[Metinden alıntı]
____
Evde ne var ne yoksa topluyoruz. Kimin cebinde ne kadar para varsa…Kimin kolunda ne kadar bilezik varsa…Kimin yastık altı birikimi varsa, getirin diyoruz. Ayrıca evin bütün varlıklarını da teminat göstererek borç arıyoruz. Pasifinde borç bulunmayan bir varlık evimiz. O nedenle çok düşük faizle borç bulmayı umut ediyoruz. Gerçi evimizi ilk yapan büyüklerimiz de “başımızı sokacak bir yerimiz olsun” umudu ile yapmışlardı bu yapıları.
Aslında bütün varlıkları topluyoruz, ama bu arada da işlerimizi de para vermeden yaptırıyoruz. Tarlamızı sürdürüyoruz ama “hesabı oğlum ödeyecek” diyoruz. Çit yaptırıyoruz ama parasını “torunum ödeyecek” diyoruz.
Kısaca ne var ne yoksa topluyoruz…
Kısaca ne kadar taahhüt verebiliyorsak veriyoruz…
Ben bu iki hamleye:
1-Gelecek satışı
2-Gizli borçlanma
diyorum.
***
Önceki gün Türkiye Varlık Fonu (TVF) Başkanı Himmet Karadağ’ın açıklamalarını okuduğumda fonun nasıl faaliyet göstereceğini daha net anladım. Ülkenin eskiden yapılan birikmiş değerleri bir havuzda toplanıyor. Ve bu varlıklar üzerinden -daha uygun olacağı iddia edilen- dış borçlanmalar yapılacak. Ama bu borçlar devletin resmi hesabında görülmeyecek.
Eski büyüklerimizin yapmış olduğu varlıkları ipotek ederek borçlanacağız. Zaten eski büyüklerimizin 70 milyar dolarlık varlıklarını özelleştirme ile sattık. Şimdi satmayacağız; teminat gösterip borçlanacağız.
Şimdi ikinci hesaba geçelim. Kamu yatırımlarına….Hatırlarsanız Turgut Özal dönemini çok örnek vermiştim. GSYH’nın yüzde 10,0’u civarında bir vergi+harç toplanıyordu. Ve kamu bütçesinin de yüzde 20-25’i arasında bir oranda altyapı yatırımları gerçekleşiyordu. Şimdilerde bu oranlar şöyle;
-Toplanan gelirleri GSYH’nın yüzde 25’lerine yaklaşıyor.
____
[Sağlanan bilgiler]
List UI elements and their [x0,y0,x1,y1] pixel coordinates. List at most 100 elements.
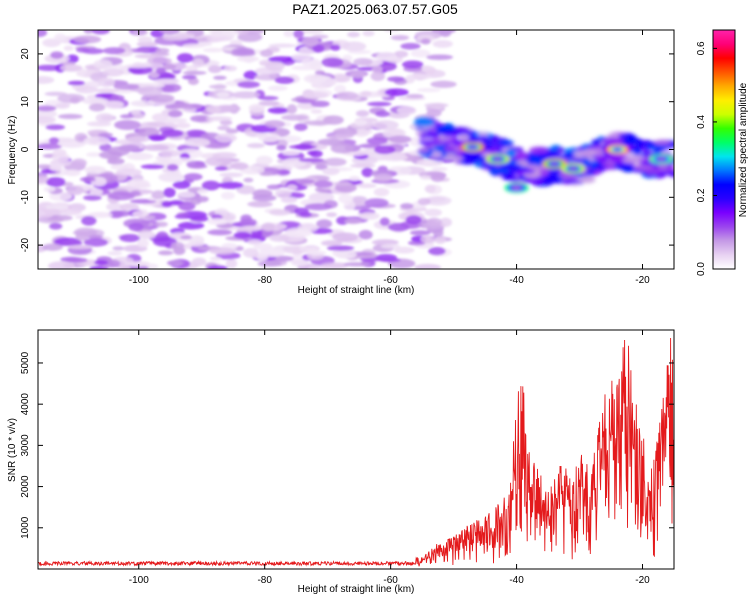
____
[Görevler]
(a) Varlık Fonu yazısına göre aşağıdaki soruları kısaca yanıtlayın; yanıtları aynı harflerle işaretleyin.
(i) Yazar, toplanan varlıklar ve verilen taahhütlerle ilgili iki hamleye hangi adları veriyor?
(ii) Özelleştirme ile satılan varlıkların değeri ne kadar?
(iii) Turgut Özal döneminde toplanan vergi ve harç GSYH'nın yaklaşık yüzde kaçıydı?
(b) Lütfen Varlık Fonu yazısında "Evde ne var" sözcüklerini içeren yerden başlayıp "yapmışlardı bu yapıları." sözcükleriyle biten bölümü hiç değiştirmeden yazın.

[Çözümler]
(a)
(i) Gelecek satışı ve gizli borçlanma.
(ii) 70 milyar dolar.
(iii) Yüzde 10,0 civarında.

(b)
Evde ne var ne yoksa topluyoruz. Kimin cebinde ne kadar para varsa…Kimin kolunda ne kadar bilezik varsa…Kimin yastık altı birikimi varsa, getirin diyoruz. Ayrıca evin bütün varlıklarını da teminat göstererek borç arıyoruz. Pasifinde borç bulunmayan bir varlık evimiz. O nedenle çok düşük faizle borç bulmayı umut ediyoruz. Gerçi evimizi ilk yapan büyüklerimiz de “başımızı sokacak bir yerimiz olsun” umudu ile yapmışlardı bu yapıları.